• _Directions_: Your task is to output the entries below word for word.

• _Record extracts_:

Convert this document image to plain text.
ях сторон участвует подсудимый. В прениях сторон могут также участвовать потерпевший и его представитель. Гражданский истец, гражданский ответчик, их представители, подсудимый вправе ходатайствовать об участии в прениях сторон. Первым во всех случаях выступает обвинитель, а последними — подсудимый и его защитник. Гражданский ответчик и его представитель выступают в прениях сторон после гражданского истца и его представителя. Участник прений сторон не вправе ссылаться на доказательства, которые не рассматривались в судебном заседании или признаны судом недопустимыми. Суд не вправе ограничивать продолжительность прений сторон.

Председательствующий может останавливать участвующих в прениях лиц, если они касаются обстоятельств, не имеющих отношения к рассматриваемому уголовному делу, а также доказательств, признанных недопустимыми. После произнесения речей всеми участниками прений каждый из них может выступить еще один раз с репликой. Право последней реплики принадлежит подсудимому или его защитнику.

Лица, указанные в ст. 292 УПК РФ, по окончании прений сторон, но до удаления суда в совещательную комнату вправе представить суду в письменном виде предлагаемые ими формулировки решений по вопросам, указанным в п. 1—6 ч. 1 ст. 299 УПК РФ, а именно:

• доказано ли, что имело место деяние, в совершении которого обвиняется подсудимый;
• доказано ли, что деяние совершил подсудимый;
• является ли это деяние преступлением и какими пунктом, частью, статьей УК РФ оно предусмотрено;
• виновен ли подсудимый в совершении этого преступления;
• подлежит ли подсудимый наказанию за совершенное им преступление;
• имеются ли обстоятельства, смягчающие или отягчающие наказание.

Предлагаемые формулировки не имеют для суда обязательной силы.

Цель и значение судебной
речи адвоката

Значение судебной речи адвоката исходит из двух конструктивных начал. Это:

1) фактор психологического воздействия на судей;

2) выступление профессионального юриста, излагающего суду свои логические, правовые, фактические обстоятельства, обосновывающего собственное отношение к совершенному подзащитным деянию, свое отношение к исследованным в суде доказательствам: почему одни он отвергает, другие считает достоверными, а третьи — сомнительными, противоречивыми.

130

• _Full solution_:
Convert this document image to plain text.
ях сторон участвует подсудимый. В прениях сторон могут также участвовать потерпевший и его представитель. Гражданский истец, гражданский ответчик, их представители, подсудимый вправе ходатайствовать об участии в прениях сторон. Первым во всех случаях выступает обвинитель, а последними — подсудимый и его защитник. Гражданский ответчик и его представитель выступают в прениях сторон после гражданского истца и его представителя. Участник прений сторон не вправе ссылаться на доказательства, которые не рассматривались в судебном заседании или признаны судом недопустимыми. Суд не вправе ограничивать продолжительность прений сторон.

Председательствующий может останавливать участвующих в прениях лиц, если они касаются обстоятельств, не имеющих отношения к рассматриваемому уголовному делу, а также доказательств, признанных недопустимыми. После произнесения речей всеми участниками прений каждый из них может выступить еще один раз с репликой. Право последней реплики принадлежит подсудимому или его защитнику.

Лица, указанные в ст. 292 УПК РФ, по окончании прений сторон, но до удаления суда в совещательную комнату вправе представить суду в письменном виде предлагаемые ими формулировки решений по вопросам, указанным в п. 1—6 ч. 1 ст. 299 УПК РФ, а именно:

• доказано ли, что имело место деяние, в совершении которого обвиняется подсудимый;
• доказано ли, что деяние совершил подсудимый;
• является ли это деяние преступлением и какими пунктом, частью, статьей УК РФ оно предусмотрено;
• виновен ли подсудимый в совершении этого преступления;
• подлежит ли подсудимый наказанию за совершенное им преступление;
• имеются ли обстоятельства, смягчающие или отягчающие наказание.

Предлагаемые формулировки не имеют для суда обязательной силы.

Цель и значение судебной
речи адвоката

Значение судебной речи адвоката исходит из двух конструктивных начал. Это:

1) фактор психологического воздействия на судей;

2) выступление профессионального юриста, излагающего суду свои логические, правовые, фактические обстоятельства, обосновывающего собственное отношение к совершенному подзащитным деянию, свое отношение к исследованным в суде доказательствам: почему одни он отвергает, другие считает достоверными, а третьи — сомнительными, противоречивыми.

130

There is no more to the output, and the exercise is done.